◆ **YOUR TASK**
Put the lines from the first one through the one containing "wind-barb: [651, 397, 669, 413]" into a Markdown table with the columns Row and Text, numbering each row and omitting blank lines.
:: DATA SHOWN ::
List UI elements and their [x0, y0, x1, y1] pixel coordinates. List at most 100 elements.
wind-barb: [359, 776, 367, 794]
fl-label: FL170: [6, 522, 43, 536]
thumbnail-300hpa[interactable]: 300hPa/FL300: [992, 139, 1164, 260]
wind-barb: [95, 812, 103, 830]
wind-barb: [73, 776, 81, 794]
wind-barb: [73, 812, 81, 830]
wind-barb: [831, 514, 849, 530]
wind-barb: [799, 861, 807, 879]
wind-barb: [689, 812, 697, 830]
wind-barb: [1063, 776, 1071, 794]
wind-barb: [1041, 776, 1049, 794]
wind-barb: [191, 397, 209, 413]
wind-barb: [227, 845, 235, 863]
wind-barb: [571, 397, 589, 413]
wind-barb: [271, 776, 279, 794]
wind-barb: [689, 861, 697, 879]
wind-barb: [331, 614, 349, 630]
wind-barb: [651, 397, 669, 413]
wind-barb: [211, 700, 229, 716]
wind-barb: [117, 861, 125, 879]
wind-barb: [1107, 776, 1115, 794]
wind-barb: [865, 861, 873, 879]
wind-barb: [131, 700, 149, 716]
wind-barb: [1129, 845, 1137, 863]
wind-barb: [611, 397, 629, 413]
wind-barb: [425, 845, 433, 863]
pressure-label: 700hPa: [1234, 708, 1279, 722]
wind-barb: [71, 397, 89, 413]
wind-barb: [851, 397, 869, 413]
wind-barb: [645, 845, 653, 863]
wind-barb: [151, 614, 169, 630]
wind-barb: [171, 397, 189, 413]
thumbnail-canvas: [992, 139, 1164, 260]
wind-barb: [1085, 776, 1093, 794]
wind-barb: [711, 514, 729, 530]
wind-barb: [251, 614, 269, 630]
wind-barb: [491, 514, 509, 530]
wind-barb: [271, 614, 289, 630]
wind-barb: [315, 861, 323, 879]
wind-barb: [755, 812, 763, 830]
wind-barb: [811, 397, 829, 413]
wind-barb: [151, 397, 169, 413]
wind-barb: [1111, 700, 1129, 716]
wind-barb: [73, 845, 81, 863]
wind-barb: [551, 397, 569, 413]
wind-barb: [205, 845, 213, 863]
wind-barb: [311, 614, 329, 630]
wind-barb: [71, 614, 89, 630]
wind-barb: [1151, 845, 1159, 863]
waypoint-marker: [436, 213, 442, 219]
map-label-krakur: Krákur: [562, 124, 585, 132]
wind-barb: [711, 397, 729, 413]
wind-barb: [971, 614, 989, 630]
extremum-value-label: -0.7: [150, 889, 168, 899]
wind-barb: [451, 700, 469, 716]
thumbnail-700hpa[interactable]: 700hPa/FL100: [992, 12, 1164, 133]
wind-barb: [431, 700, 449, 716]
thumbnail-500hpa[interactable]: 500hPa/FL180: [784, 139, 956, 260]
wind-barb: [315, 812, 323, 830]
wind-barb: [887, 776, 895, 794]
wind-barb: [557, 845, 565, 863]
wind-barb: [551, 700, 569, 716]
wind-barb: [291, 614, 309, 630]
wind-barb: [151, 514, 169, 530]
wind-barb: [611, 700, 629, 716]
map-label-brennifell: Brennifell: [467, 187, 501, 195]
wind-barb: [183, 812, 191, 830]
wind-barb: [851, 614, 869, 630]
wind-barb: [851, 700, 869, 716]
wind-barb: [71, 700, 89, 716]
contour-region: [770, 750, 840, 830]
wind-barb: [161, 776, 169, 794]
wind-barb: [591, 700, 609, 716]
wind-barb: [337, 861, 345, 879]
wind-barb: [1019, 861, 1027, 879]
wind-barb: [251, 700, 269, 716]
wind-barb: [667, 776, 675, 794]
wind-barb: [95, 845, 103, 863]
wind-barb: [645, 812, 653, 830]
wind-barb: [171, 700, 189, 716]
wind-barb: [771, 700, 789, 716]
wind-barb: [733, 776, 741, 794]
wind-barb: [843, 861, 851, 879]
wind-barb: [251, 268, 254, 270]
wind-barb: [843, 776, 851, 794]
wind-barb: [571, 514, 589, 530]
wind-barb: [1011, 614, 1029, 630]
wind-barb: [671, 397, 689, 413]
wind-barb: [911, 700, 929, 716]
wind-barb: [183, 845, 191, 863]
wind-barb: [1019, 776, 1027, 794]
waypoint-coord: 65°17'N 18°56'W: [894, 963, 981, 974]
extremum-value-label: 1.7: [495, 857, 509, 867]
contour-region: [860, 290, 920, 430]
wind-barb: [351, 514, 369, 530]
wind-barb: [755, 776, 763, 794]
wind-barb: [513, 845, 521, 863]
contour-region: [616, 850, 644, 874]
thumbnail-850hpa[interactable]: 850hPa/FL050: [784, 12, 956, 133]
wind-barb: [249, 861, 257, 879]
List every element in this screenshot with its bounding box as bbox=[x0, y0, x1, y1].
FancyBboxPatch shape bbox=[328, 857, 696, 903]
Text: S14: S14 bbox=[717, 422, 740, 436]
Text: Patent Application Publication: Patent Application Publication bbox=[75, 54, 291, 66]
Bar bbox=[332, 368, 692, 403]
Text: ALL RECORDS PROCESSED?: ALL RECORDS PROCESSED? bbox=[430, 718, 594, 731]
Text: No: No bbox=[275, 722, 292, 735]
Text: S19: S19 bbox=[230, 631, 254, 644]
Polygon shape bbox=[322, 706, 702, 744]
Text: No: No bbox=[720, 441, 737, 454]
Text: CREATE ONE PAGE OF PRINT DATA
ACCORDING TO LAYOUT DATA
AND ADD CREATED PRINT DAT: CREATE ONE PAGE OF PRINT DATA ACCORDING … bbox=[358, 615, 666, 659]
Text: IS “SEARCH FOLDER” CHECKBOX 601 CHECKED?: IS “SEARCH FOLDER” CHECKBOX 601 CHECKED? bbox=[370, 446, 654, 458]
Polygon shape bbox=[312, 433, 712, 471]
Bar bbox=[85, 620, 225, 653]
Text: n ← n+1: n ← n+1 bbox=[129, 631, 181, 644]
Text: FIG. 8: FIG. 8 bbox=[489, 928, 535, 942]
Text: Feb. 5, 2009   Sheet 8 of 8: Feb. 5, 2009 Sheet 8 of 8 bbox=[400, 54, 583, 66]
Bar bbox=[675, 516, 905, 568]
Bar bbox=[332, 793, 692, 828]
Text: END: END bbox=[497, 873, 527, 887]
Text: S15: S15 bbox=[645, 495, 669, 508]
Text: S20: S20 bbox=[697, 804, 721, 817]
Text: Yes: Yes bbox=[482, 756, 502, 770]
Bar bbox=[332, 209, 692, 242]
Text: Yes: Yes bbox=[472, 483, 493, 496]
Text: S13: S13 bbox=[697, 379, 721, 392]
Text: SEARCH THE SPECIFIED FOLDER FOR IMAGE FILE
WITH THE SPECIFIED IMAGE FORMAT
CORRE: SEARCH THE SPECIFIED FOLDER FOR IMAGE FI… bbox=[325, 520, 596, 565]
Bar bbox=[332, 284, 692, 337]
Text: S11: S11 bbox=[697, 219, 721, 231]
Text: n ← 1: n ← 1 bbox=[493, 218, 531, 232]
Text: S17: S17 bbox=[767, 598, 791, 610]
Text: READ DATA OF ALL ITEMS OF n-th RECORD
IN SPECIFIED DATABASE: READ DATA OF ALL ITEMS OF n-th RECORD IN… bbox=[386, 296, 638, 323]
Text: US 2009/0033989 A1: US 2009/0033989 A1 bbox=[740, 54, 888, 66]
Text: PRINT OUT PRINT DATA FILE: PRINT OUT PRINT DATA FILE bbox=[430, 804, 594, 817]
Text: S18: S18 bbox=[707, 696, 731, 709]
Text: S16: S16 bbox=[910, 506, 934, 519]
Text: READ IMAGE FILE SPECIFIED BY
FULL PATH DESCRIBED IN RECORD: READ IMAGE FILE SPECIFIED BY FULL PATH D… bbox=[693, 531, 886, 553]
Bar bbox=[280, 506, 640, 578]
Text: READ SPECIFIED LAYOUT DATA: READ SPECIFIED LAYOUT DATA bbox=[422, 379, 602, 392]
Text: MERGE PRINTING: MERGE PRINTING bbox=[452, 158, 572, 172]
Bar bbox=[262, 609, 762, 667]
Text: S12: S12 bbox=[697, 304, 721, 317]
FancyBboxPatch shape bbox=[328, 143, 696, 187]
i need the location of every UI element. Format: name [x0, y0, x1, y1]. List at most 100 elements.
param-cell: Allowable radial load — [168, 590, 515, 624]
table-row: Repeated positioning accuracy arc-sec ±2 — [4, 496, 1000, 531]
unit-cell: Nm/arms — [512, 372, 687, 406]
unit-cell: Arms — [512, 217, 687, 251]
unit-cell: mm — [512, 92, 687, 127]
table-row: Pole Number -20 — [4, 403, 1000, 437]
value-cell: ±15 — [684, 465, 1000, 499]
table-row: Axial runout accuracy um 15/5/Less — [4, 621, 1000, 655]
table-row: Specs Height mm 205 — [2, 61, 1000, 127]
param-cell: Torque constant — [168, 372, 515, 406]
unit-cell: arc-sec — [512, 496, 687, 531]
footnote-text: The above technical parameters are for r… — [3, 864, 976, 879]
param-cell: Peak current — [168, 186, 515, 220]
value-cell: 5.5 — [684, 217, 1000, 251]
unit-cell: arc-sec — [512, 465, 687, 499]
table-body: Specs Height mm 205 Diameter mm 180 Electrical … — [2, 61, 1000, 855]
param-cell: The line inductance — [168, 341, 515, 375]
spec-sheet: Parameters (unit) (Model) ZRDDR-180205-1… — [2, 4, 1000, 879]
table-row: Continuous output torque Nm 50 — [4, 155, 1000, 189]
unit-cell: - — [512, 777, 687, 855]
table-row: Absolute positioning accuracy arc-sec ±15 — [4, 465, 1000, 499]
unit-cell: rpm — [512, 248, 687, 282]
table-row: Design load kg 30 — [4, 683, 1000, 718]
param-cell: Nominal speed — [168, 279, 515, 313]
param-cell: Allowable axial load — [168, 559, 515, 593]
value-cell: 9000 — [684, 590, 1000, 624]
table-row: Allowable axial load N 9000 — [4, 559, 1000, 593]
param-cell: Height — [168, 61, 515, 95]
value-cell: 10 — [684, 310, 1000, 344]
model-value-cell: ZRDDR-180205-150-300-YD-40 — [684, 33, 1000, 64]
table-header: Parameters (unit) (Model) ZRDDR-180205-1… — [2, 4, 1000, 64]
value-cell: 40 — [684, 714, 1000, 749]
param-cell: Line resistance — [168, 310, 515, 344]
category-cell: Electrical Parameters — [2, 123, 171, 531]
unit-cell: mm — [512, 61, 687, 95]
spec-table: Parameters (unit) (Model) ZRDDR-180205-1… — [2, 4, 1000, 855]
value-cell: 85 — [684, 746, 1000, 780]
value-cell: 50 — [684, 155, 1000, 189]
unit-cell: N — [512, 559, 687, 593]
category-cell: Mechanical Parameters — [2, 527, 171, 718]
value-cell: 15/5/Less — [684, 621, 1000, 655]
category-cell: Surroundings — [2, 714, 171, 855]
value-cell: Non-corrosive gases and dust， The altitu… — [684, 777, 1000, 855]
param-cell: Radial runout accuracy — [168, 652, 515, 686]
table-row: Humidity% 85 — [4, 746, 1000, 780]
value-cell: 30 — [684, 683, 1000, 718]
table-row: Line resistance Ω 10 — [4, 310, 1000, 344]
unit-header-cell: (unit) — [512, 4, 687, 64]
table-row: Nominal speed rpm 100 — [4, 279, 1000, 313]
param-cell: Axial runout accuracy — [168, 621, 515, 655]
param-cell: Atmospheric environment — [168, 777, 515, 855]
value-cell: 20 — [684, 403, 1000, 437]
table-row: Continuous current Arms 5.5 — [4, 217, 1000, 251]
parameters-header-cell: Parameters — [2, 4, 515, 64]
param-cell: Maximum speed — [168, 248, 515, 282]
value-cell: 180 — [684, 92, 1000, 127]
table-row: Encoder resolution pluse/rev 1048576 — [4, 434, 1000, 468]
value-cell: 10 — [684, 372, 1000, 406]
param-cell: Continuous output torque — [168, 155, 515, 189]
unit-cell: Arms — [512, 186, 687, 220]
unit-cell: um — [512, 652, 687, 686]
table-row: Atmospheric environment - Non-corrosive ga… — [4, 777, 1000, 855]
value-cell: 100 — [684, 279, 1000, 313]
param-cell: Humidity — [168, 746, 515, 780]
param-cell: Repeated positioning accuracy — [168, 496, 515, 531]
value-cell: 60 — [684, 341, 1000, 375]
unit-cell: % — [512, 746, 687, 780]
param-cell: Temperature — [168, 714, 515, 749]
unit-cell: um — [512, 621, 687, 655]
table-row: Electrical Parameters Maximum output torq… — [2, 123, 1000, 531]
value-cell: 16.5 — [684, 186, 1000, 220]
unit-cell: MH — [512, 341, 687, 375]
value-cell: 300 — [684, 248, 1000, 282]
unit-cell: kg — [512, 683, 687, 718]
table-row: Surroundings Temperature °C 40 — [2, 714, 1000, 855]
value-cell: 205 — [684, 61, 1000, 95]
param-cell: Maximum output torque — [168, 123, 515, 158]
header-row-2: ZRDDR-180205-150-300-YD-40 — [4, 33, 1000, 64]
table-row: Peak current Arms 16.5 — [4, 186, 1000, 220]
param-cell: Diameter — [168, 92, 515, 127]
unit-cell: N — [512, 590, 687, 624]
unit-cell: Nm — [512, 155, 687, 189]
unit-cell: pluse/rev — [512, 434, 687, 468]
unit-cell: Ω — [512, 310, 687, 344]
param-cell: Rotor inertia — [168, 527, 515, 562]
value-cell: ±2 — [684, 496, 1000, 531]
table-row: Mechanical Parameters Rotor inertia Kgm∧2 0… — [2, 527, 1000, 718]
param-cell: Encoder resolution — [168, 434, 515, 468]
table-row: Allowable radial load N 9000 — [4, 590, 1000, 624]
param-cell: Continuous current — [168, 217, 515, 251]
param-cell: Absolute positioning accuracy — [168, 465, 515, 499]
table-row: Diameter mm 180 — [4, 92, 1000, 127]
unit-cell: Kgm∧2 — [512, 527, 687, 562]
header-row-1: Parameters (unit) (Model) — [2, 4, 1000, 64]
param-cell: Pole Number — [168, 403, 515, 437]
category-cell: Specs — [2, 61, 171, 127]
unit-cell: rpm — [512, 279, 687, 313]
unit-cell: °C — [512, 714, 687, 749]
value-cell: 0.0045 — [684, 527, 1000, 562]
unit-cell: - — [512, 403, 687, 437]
:::
◆ **FINAL RESULT**
| Row | Text |
|---|---|
| 1 | List UI elements and their [x0, y0, x1, y1] pixel coordinates. List at most 100 elements. |
| 2 | wind-barb: [359, 776, 367, 794] |
| 3 | fl-label: FL170: [6, 522, 43, 536] |
| 4 | thumbnail-300hpa[interactable]: 300hPa/FL300: [992, 139, 1164, 260] |
| 5 | wind-barb: [95, 812, 103, 830] |
| 6 | wind-barb: [73, 776, 81, 794] |
| 7 | wind-barb: [73, 812, 81, 830] |
| 8 | wind-barb: [831, 514, 849, 530] |
| 9 | wind-barb: [799, 861, 807, 879] |
| 10 | wind-barb: [689, 812, 697, 830] |
| 11 | wind-barb: [1063, 776, 1071, 794] |
| 12 | wind-barb: [1041, 776, 1049, 794] |
| 13 | wind-barb: [191, 397, 209, 413] |
| 14 | wind-barb: [227, 845, 235, 863] |
| 15 | wind-barb: [571, 397, 589, 413] |
| 16 | wind-barb: [271, 776, 279, 794] |
| 17 | wind-barb: [689, 861, 697, 879] |
| 18 | wind-barb: [331, 614, 349, 630] |
| 19 | wind-barb: [651, 397, 669, 413] |